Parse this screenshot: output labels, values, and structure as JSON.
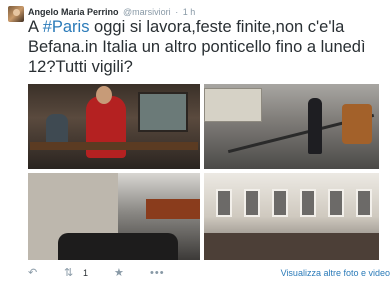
{
  "tweet": {
    "author_name": "Angelo Maria Perrino",
    "handle": "@marsiviori",
    "separator": "·",
    "time": "1 h",
    "text_prefix": "A ",
    "hashtag": "#Paris",
    "text_rest": " oggi si lavora,feste finite,non c'e'la Befana.in Italia un altro ponticello fino a lunedì 12?Tutti vigili?"
  },
  "actions": {
    "reply_icon": "reply-icon",
    "retweet_icon": "retweet-icon",
    "retweet_count": "1",
    "favorite_icon": "star-icon",
    "more_icon": "more-icon",
    "media_link": "Visualizza altre foto e video"
  },
  "colors": {
    "text": "#292f33",
    "muted": "#8899a6",
    "link": "#2b7bb9"
  }
}
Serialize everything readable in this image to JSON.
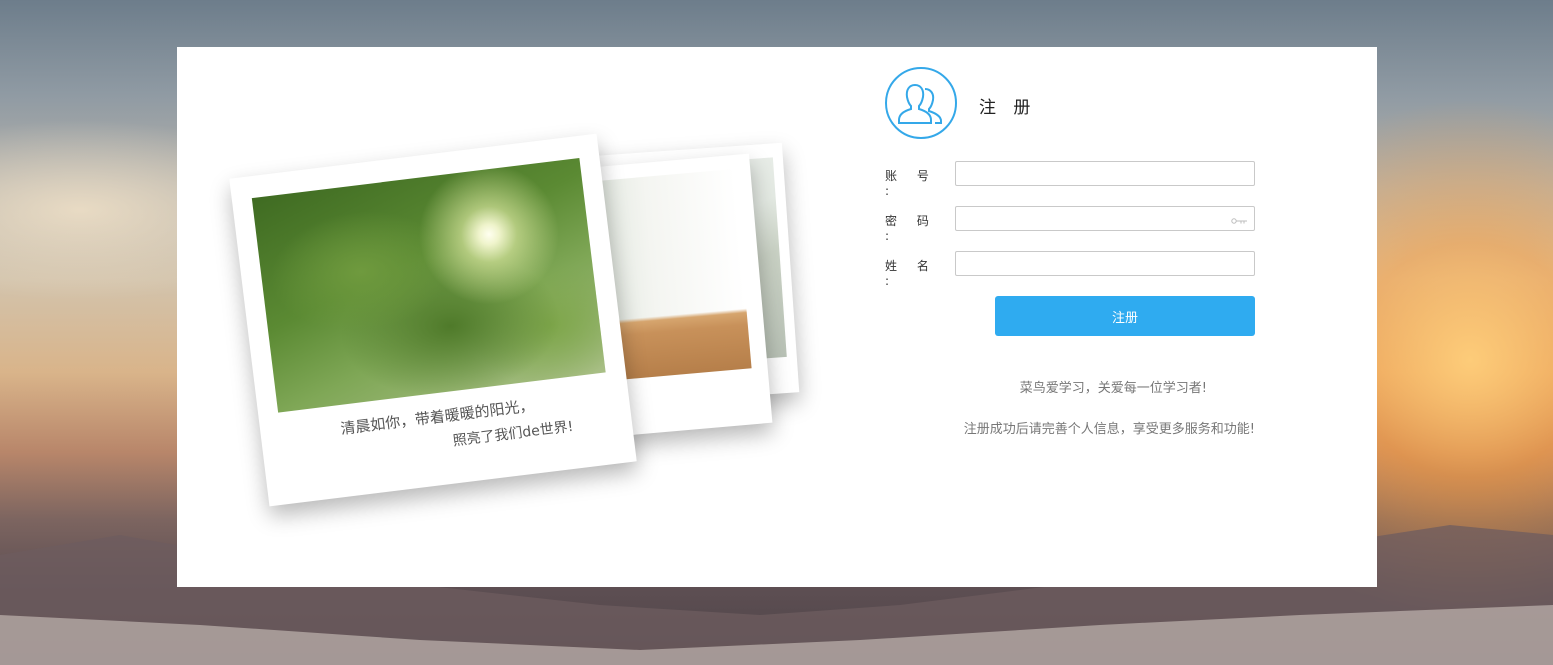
{
  "form": {
    "title": "注 册",
    "fields": [
      {
        "label": "账 号 :",
        "value": "",
        "type": "text"
      },
      {
        "label": "密 码 :",
        "value": "",
        "type": "password"
      },
      {
        "label": "姓 名 :",
        "value": "",
        "type": "text"
      }
    ],
    "submit_label": "注册"
  },
  "notes": {
    "line1": "菜鸟爱学习，关爱每一位学习者!",
    "line2": "注册成功后请完善个人信息，享受更多服务和功能!"
  },
  "photo": {
    "caption_line1": "清晨如你，带着暖暖的阳光，",
    "caption_line2": "照亮了我们de世界!"
  },
  "colors": {
    "accent": "#2fabf0",
    "avatar_stroke": "#34a8e9"
  },
  "icons": [
    "users-icon",
    "key-icon"
  ]
}
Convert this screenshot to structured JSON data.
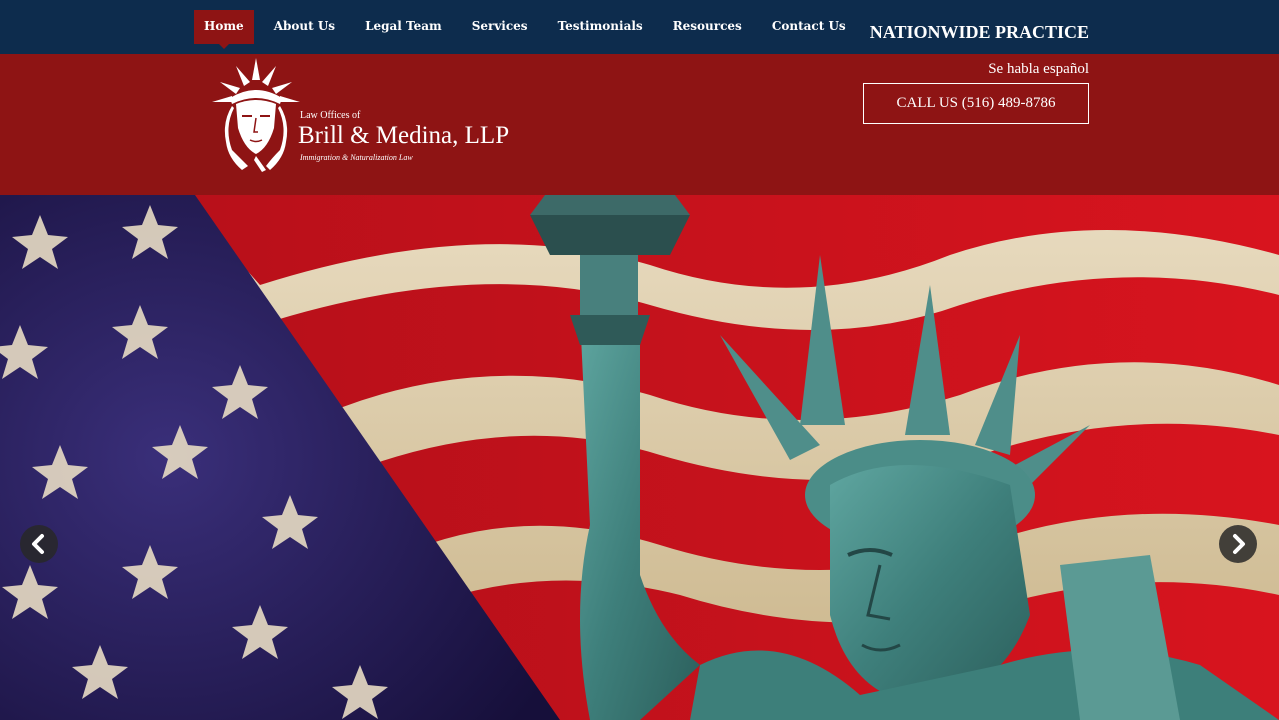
{
  "nav": {
    "items": [
      {
        "label": "Home",
        "active": true
      },
      {
        "label": "About Us"
      },
      {
        "label": "Legal Team"
      },
      {
        "label": "Services"
      },
      {
        "label": "Testimonials"
      },
      {
        "label": "Resources"
      },
      {
        "label": "Contact Us"
      }
    ]
  },
  "header": {
    "tagline": "NATIONWIDE PRACTICE",
    "spanish": "Se habla español",
    "call_label": "CALL US (516) 489-8786",
    "logo": {
      "line1": "Law Offices of",
      "line2": "Brill & Medina, LLP",
      "line3": "Immigration & Naturalization Law"
    }
  },
  "hero": {
    "prev_icon": "chevron-left-icon",
    "next_icon": "chevron-right-icon"
  },
  "colors": {
    "navy": "#0d2c4d",
    "brand_red": "#8e1414",
    "white": "#ffffff"
  }
}
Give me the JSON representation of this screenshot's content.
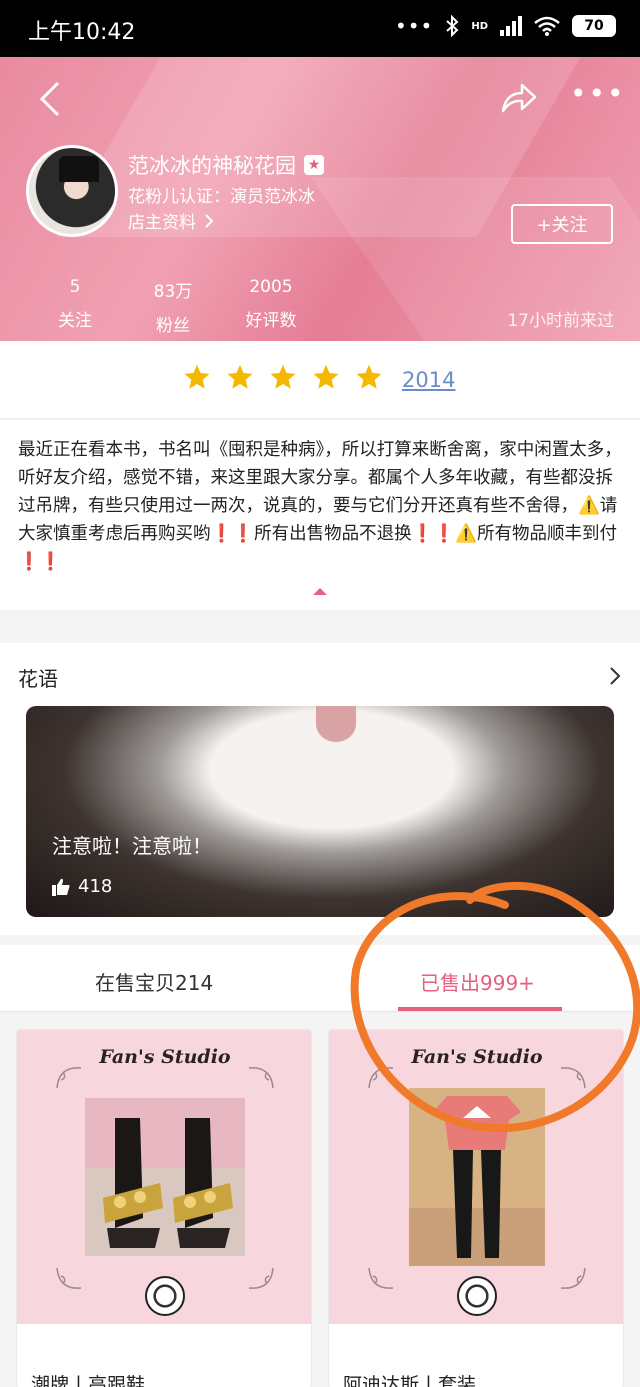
{
  "status_bar": {
    "time": "上午10:42",
    "network": "HD",
    "battery": "70"
  },
  "shop": {
    "name": "范冰冰的神秘花园",
    "certification": "花粉儿认证：演员范冰冰",
    "owner_info_label": "店主资料",
    "follow_label": "+关注",
    "last_visit": "17小时前来过",
    "stats": [
      {
        "value": "5",
        "label": "关注"
      },
      {
        "value": "83万",
        "label": "粉丝"
      },
      {
        "value": "2005",
        "label": "好评数"
      }
    ]
  },
  "rating": {
    "stars": 5,
    "count": "2014",
    "star_color": "#f5b800"
  },
  "description": {
    "text": "最近正在看本书，书名叫《囤积是种病》，所以打算来断舍离，家中闲置太多，听好友介绍，感觉不错，来这里跟大家分享。都属个人多年收藏，有些都没拆过吊牌，有些只使用过一两次，说真的，要与它们分开还真有些不舍得，⚠️请大家慎重考虑后再购买哟❗❗所有出售物品不退换❗❗⚠️所有物品顺丰到付❗❗"
  },
  "huayu": {
    "title": "花语",
    "post_caption": "注意啦！注意啦！",
    "likes": "418"
  },
  "tabs": {
    "selling": "在售宝贝214",
    "sold": "已售出999+",
    "active": "sold",
    "accent": "#e4607f"
  },
  "products": [
    {
      "studio": "Fan's Studio",
      "name": "潮牌丨高跟鞋"
    },
    {
      "studio": "Fan's Studio",
      "name": "阿迪达斯丨套装"
    }
  ],
  "annotation_color": "#f07a2a"
}
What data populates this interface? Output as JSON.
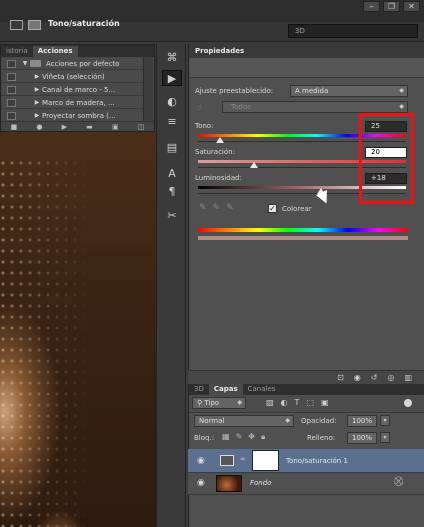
{
  "workspace": {
    "selected": "3D"
  },
  "window_controls": [
    "‒",
    "❐",
    "✕"
  ],
  "actions_panel": {
    "tabs": [
      "istoria",
      "Acciones"
    ],
    "active_tab": "Acciones",
    "items": [
      "Acciones por defecto",
      "Viñeta (selección)",
      "Canal de marco - 5...",
      "Marco de madera, ...",
      "Proyectar sombra (..."
    ]
  },
  "tools": [
    "history-brush-icon",
    "play-icon",
    "adjust-icon",
    "brush-settings-icon",
    "layer-comp-icon",
    "type-icon",
    "paragraph-icon",
    "scissors-icon"
  ],
  "properties": {
    "panel_title": "Propiedades",
    "adjustment_title": "Tono/saturación",
    "preset_label": "Ajuste preestablecido:",
    "preset_value": "A medida",
    "channel_value": "Todos",
    "hue_label": "Tono:",
    "hue_value": "25",
    "saturation_label": "Saturación:",
    "saturation_value": "20",
    "lightness_label": "Luminosidad:",
    "lightness_value": "+18",
    "colorize_label": "Colorear",
    "colorize_checked": true,
    "slider_levels": {
      "hue": 25,
      "saturation": 20,
      "lightness": 18
    }
  },
  "layers": {
    "tabs": [
      "3D",
      "Capas",
      "Canales"
    ],
    "active_tab": "Capas",
    "filter_label": "Tipo",
    "blend_mode": "Normal",
    "opacity_label": "Opacidad:",
    "opacity_value": "100%",
    "lock_label": "Bloq.:",
    "fill_label": "Relleno:",
    "fill_value": "100%",
    "items": [
      {
        "name": "Tono/saturación 1",
        "selected": true
      },
      {
        "name": "Fondo",
        "selected": false
      }
    ]
  },
  "colors": {
    "highlight": "#ee1111",
    "selected_layer": "#5b6f8f"
  }
}
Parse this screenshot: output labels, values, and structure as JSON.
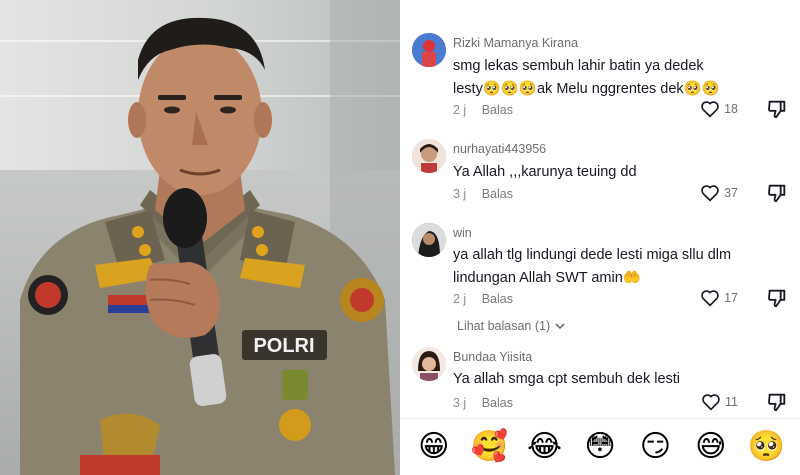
{
  "comments": [
    {
      "username": "Rizki Mamanya Kirana",
      "line1": "smg lekas sembuh lahir batin ya dedek",
      "line2": "lesty🥺🥺🥺ak Melu nggrentes dek🥺🥺",
      "age": "2 j",
      "reply_label": "Balas",
      "likes": "18"
    },
    {
      "username": "nurhayati443956",
      "line1": "Ya Allah ,,,karunya teuing dd",
      "line2": "",
      "age": "3 j",
      "reply_label": "Balas",
      "likes": "37"
    },
    {
      "username": "win",
      "line1": "ya allah tlg lindungi dede lesti miga sllu dlm",
      "line2": "lindungan Allah SWT amin🤲",
      "age": "2 j",
      "reply_label": "Balas",
      "likes": "17",
      "view_replies": "Lihat balasan (1)"
    },
    {
      "username": "Bundaa Yiisita",
      "line1": "Ya allah smga cpt sembuh dek lesti",
      "line2": "",
      "age": "3 j",
      "reply_label": "Balas",
      "likes": "11"
    }
  ],
  "video": {
    "badge_text": "POLRI"
  },
  "emoji_bar": [
    "😁",
    "🥰",
    "😂",
    "😳",
    "😏",
    "😅",
    "🥺"
  ],
  "icons": {
    "like": "heart-outline-icon",
    "dislike": "thumb-down-outline-icon",
    "expand": "chevron-down-icon"
  },
  "colors": {
    "text": "#161823",
    "muted": "#8a8b91",
    "username": "#6e6e6e"
  }
}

==================================================

◆ TASK INSTRUCTIONS ◆
Write the records out again in full, exactly, and skip every picture.

◆ IN RESPONSE ◆
Parse this screenshot: output labels, values, and structure as JSON.
{
  "tweet": {
    "author_name": "Angelo Maria Perrino",
    "handle": "@marsiviori",
    "separator": "·",
    "time": "1 h",
    "text_prefix": "A ",
    "hashtag": "#Paris",
    "text_rest": " oggi si lavora,feste finite,non c'e'la Befana.in Italia un altro ponticello fino a lunedì 12?Tutti vigili?"
  },
  "actions": {
    "reply_icon": "reply-icon",
    "retweet_icon": "retweet-icon",
    "retweet_count": "1",
    "favorite_icon": "star-icon",
    "more_icon": "more-icon",
    "media_link": "Visualizza altre foto e video"
  },
  "colors": {
    "text": "#292f33",
    "muted": "#8899a6",
    "link": "#2b7bb9"
  }
}
Serialize everything readable in this image to JSON.
{
  "form": {
    "title": "注 册",
    "fields": [
      {
        "label": "账 号 :",
        "value": "",
        "type": "text"
      },
      {
        "label": "密 码 :",
        "value": "",
        "type": "password"
      },
      {
        "label": "姓 名 :",
        "value": "",
        "type": "text"
      }
    ],
    "submit_label": "注册"
  },
  "notes": {
    "line1": "菜鸟爱学习，关爱每一位学习者!",
    "line2": "注册成功后请完善个人信息，享受更多服务和功能!"
  },
  "photo": {
    "caption_line1": "清晨如你，带着暖暖的阳光，",
    "caption_line2": "照亮了我们de世界!"
  },
  "colors": {
    "accent": "#2fabf0",
    "avatar_stroke": "#34a8e9"
  },
  "icons": [
    "users-icon",
    "key-icon"
  ]
}
Convert this screenshot to structured JSON data.
{
  "nav": {
    "items": [
      {
        "label": "Home",
        "active": true
      },
      {
        "label": "About Us"
      },
      {
        "label": "Legal Team"
      },
      {
        "label": "Services"
      },
      {
        "label": "Testimonials"
      },
      {
        "label": "Resources"
      },
      {
        "label": "Contact Us"
      }
    ]
  },
  "header": {
    "tagline": "NATIONWIDE PRACTICE",
    "spanish": "Se habla español",
    "call_label": "CALL US (516) 489-8786",
    "logo": {
      "line1": "Law Offices of",
      "line2": "Brill & Medina, LLP",
      "line3": "Immigration & Naturalization Law"
    }
  },
  "hero": {
    "prev_icon": "chevron-left-icon",
    "next_icon": "chevron-right-icon"
  },
  "colors": {
    "navy": "#0d2c4d",
    "brand_red": "#8e1414",
    "white": "#ffffff"
  }
}
Give me the JSON representation of this screenshot's content.
{
  "status_bar": {
    "time": "上午10:42",
    "network": "HD",
    "battery": "70"
  },
  "shop": {
    "name": "范冰冰的神秘花园",
    "certification": "花粉儿认证：演员范冰冰",
    "owner_info_label": "店主资料",
    "follow_label": "+关注",
    "last_visit": "17小时前来过",
    "stats": [
      {
        "value": "5",
        "label": "关注"
      },
      {
        "value": "83万",
        "label": "粉丝"
      },
      {
        "value": "2005",
        "label": "好评数"
      }
    ]
  },
  "rating": {
    "stars": 5,
    "count": "2014",
    "star_color": "#f5b800"
  },
  "description": {
    "text": "最近正在看本书，书名叫《囤积是种病》，所以打算来断舍离，家中闲置太多，听好友介绍，感觉不错，来这里跟大家分享。都属个人多年收藏，有些都没拆过吊牌，有些只使用过一两次，说真的，要与它们分开还真有些不舍得，⚠️请大家慎重考虑后再购买哟❗❗所有出售物品不退换❗❗⚠️所有物品顺丰到付❗❗"
  },
  "huayu": {
    "title": "花语",
    "post_caption": "注意啦！注意啦！",
    "likes": "418"
  },
  "tabs": {
    "selling": "在售宝贝214",
    "sold": "已售出999+",
    "active": "sold",
    "accent": "#e4607f"
  },
  "products": [
    {
      "studio": "Fan's Studio",
      "name": "潮牌丨高跟鞋"
    },
    {
      "studio": "Fan's Studio",
      "name": "阿迪达斯丨套装"
    }
  ],
  "annotation_color": "#f07a2a"
}
What data populates this interface? Output as JSON.
{
  "workspace": {
    "selected": "3D"
  },
  "window_controls": [
    "‒",
    "❐",
    "✕"
  ],
  "actions_panel": {
    "tabs": [
      "istoria",
      "Acciones"
    ],
    "active_tab": "Acciones",
    "items": [
      "Acciones por defecto",
      "Viñeta (selección)",
      "Canal de marco - 5...",
      "Marco de madera, ...",
      "Proyectar sombra (..."
    ]
  },
  "tools": [
    "history-brush-icon",
    "play-icon",
    "adjust-icon",
    "brush-settings-icon",
    "layer-comp-icon",
    "type-icon",
    "paragraph-icon",
    "scissors-icon"
  ],
  "properties": {
    "panel_title": "Propiedades",
    "adjustment_title": "Tono/saturación",
    "preset_label": "Ajuste preestablecido:",
    "preset_value": "A medida",
    "channel_value": "Todos",
    "hue_label": "Tono:",
    "hue_value": "25",
    "saturation_label": "Saturación:",
    "saturation_value": "20",
    "lightness_label": "Luminosidad:",
    "lightness_value": "+18",
    "colorize_label": "Colorear",
    "colorize_checked": true,
    "slider_levels": {
      "hue": 25,
      "saturation": 20,
      "lightness": 18
    }
  },
  "layers": {
    "tabs": [
      "3D",
      "Capas",
      "Canales"
    ],
    "active_tab": "Capas",
    "filter_label": "Tipo",
    "blend_mode": "Normal",
    "opacity_label": "Opacidad:",
    "opacity_value": "100%",
    "lock_label": "Bloq.:",
    "fill_label": "Relleno:",
    "fill_value": "100%",
    "items": [
      {
        "name": "Tono/saturación 1",
        "selected": true
      },
      {
        "name": "Fondo",
        "selected": false
      }
    ]
  },
  "colors": {
    "highlight": "#ee1111",
    "selected_layer": "#5b6f8f"
  }
}
Parse this screenshot: output labels, values, and structure as JSON.
{
  "comments": [
    {
      "username": "Rizki Mamanya Kirana",
      "line1": "smg lekas sembuh lahir batin ya dedek",
      "line2": "lesty🥺🥺🥺ak Melu nggrentes dek🥺🥺",
      "age": "2 j",
      "reply_label": "Balas",
      "likes": "18"
    },
    {
      "username": "nurhayati443956",
      "line1": "Ya Allah ,,,karunya teuing dd",
      "line2": "",
      "age": "3 j",
      "reply_label": "Balas",
      "likes": "37"
    },
    {
      "username": "win",
      "line1": "ya allah tlg lindungi dede lesti miga sllu dlm",
      "line2": "lindungan Allah SWT amin🤲",
      "age": "2 j",
      "reply_label": "Balas",
      "likes": "17",
      "view_replies": "Lihat balasan (1)"
    },
    {
      "username": "Bundaa Yiisita",
      "line1": "Ya allah smga cpt sembuh dek lesti",
      "line2": "",
      "age": "3 j",
      "reply_label": "Balas",
      "likes": "11"
    }
  ],
  "video": {
    "badge_text": "POLRI"
  },
  "emoji_bar": [
    "😁",
    "🥰",
    "😂",
    "😳",
    "😏",
    "😅",
    "🥺"
  ],
  "icons": {
    "like": "heart-outline-icon",
    "dislike": "thumb-down-outline-icon",
    "expand": "chevron-down-icon"
  },
  "colors": {
    "text": "#161823",
    "muted": "#8a8b91",
    "username": "#6e6e6e"
  }
}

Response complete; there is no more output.